**Problem to work on**
Read the listing below and copy out every line that holds "auch".

_ _ _ _

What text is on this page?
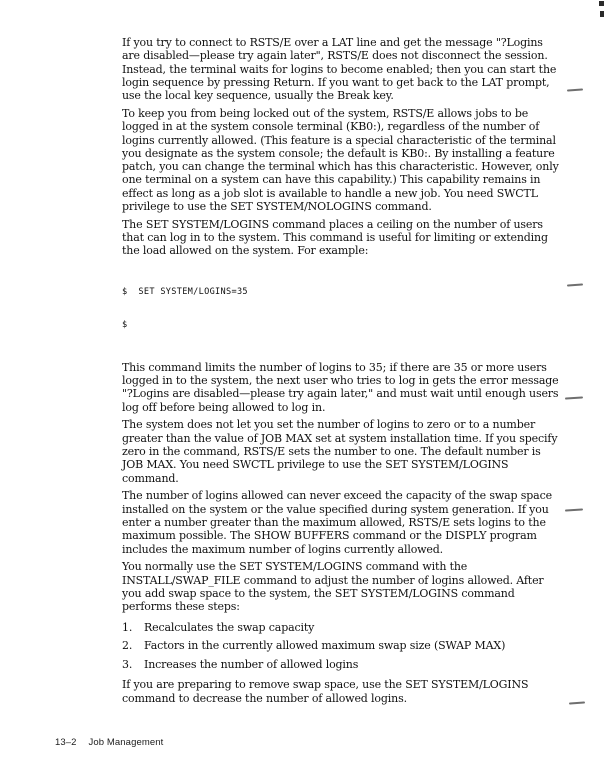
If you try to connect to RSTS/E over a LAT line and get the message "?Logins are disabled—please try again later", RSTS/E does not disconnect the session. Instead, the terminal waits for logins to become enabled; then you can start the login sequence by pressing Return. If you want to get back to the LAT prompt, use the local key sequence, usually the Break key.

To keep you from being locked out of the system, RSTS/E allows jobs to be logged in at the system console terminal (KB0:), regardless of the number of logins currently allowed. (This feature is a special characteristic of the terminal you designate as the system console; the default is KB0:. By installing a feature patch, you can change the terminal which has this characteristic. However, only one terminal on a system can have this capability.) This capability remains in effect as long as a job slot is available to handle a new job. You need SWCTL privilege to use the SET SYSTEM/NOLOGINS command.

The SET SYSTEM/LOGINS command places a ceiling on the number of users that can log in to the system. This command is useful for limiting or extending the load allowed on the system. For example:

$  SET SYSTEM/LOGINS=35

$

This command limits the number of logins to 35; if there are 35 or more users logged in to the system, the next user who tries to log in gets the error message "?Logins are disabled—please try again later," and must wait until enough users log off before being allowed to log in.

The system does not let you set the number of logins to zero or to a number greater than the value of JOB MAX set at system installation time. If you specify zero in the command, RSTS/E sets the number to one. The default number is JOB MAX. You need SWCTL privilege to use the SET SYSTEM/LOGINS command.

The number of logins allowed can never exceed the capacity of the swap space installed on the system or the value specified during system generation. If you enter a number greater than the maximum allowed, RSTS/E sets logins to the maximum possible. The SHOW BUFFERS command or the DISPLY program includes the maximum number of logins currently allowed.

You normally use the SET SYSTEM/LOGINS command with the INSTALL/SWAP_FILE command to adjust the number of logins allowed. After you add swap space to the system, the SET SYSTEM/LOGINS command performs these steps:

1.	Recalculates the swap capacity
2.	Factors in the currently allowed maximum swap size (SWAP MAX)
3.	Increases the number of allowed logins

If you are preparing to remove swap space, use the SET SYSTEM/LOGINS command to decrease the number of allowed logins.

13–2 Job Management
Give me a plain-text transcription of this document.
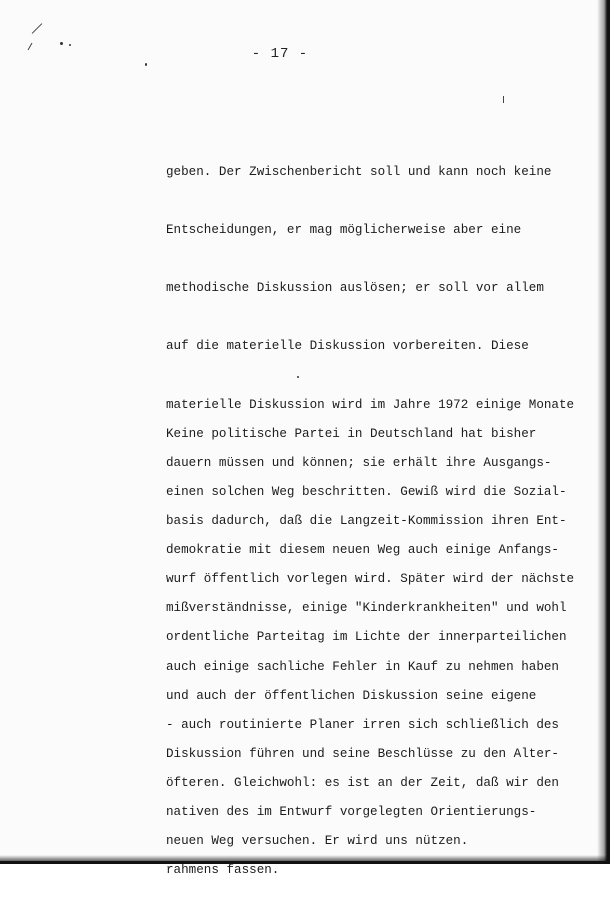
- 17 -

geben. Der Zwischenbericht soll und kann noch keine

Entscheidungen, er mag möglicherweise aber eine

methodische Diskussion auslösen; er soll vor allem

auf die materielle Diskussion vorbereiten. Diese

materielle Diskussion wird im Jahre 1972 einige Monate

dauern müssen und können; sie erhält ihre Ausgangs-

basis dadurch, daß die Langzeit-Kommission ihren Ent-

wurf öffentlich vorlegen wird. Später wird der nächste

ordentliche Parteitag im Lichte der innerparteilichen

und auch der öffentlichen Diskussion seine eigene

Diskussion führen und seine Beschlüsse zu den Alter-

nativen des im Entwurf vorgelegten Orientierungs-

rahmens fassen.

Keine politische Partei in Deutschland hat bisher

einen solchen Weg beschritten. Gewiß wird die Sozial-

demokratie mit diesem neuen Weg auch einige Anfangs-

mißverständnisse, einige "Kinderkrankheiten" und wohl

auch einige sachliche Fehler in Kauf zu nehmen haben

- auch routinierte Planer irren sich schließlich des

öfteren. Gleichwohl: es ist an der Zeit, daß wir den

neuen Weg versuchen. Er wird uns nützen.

_ _ _ _

**Task result**
und auch der öffentlichen Diskussion seine eigene
demokratie mit diesem neuen Weg auch einige Anfangs-
auch einige sachliche Fehler in Kauf zu nehmen haben
- auch routinierte Planer irren sich schließlich des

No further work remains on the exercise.